• [TASK TO COMPLETE]:
Pull out every line from the listing that has the word "Sonjas".

# start of PROVIDED RECORDS

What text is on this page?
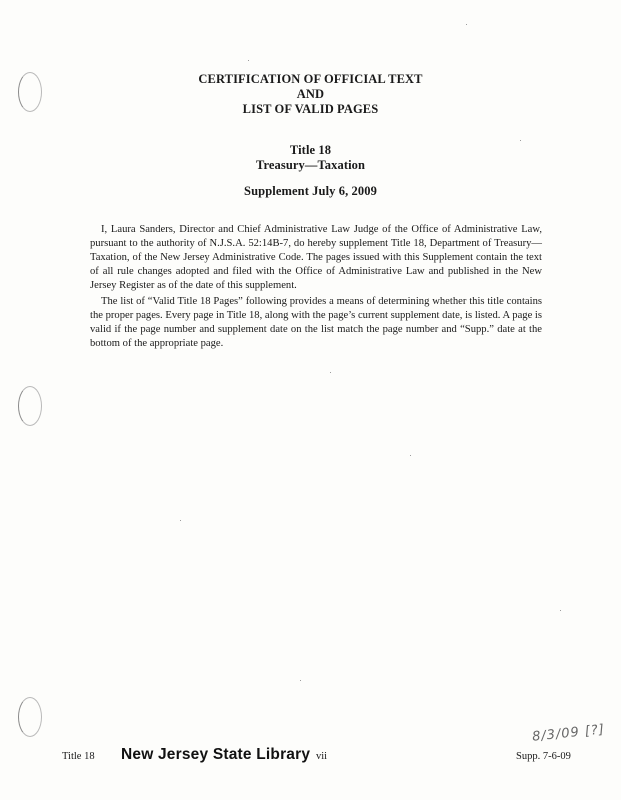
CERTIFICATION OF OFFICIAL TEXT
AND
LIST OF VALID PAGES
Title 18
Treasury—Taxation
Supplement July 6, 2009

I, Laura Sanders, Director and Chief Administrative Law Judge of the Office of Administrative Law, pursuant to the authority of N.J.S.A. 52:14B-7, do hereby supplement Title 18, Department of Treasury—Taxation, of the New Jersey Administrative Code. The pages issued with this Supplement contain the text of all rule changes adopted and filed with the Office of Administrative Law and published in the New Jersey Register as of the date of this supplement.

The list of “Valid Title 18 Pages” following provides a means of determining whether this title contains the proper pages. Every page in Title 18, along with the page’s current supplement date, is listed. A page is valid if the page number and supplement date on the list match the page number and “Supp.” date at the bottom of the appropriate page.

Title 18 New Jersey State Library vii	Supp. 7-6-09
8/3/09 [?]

# end of PROVIDED RECORDS
# start of PROVIDED RECORDS

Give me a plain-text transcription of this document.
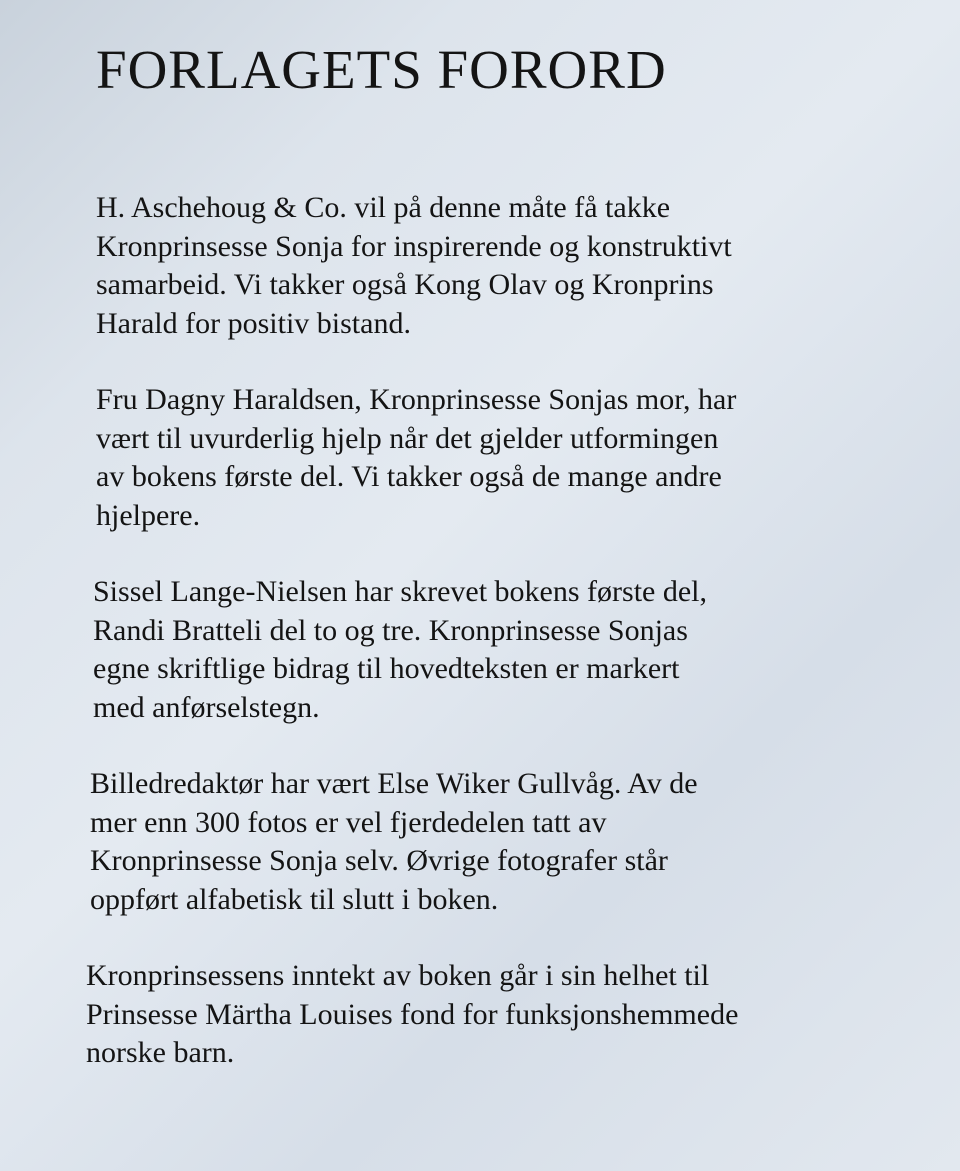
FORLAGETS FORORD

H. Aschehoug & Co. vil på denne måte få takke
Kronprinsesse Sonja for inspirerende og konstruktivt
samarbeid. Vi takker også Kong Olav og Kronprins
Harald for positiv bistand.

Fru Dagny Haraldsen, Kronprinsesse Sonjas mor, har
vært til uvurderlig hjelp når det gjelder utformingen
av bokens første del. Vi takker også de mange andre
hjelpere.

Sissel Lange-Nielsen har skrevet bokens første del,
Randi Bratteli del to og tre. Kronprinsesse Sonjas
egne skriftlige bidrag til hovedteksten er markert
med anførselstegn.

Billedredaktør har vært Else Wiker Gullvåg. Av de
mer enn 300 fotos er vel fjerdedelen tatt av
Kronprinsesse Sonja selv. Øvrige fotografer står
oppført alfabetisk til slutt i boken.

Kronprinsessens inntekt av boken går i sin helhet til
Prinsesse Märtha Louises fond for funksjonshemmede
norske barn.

# end of PROVIDED RECORDS

• [WRITTEN RESPONSE]:
Fru Dagny Haraldsen, Kronprinsesse Sonjas mor, har
Randi Bratteli del to og tre. Kronprinsesse Sonjas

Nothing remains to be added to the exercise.